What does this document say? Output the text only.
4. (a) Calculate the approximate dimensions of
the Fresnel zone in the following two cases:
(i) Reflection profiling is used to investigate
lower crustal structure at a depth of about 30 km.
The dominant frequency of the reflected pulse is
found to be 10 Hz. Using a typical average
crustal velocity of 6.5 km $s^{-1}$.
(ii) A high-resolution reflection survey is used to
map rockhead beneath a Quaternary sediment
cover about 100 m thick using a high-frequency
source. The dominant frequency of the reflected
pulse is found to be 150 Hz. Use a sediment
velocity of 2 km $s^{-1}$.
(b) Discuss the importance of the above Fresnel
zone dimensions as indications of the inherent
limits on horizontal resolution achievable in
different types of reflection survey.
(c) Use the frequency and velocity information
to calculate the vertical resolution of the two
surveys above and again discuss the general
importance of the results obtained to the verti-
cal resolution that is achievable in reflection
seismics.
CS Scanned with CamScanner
== == ==
- INSTRUCTION:
Reproduce the entries above in full, verbatim.

- RESPONSE TO THE TASK:
What does this document say? Output the text only.
4. (a) Calculate the approximate dimensions of
the Fresnel zone in the following two cases:
(i) Reflection profiling is used to investigate
lower crustal structure at a depth of about 30 km.
The dominant frequency of the reflected pulse is
found to be 10 Hz. Using a typical average
crustal velocity of 6.5 km $s^{-1}$.
(ii) A high-resolution reflection survey is used to
map rockhead beneath a Quaternary sediment
cover about 100 m thick using a high-frequency
source. The dominant frequency of the reflected
pulse is found to be 150 Hz. Use a sediment
velocity of 2 km $s^{-1}$.
(b) Discuss the importance of the above Fresnel
zone dimensions as indications of the inherent
limits on horizontal resolution achievable in
different types of reflection survey.
(c) Use the frequency and velocity information
to calculate the vertical resolution of the two
surveys above and again discuss the general
importance of the results obtained to the verti-
cal resolution that is achievable in reflection
seismics.
CS Scanned with CamScanner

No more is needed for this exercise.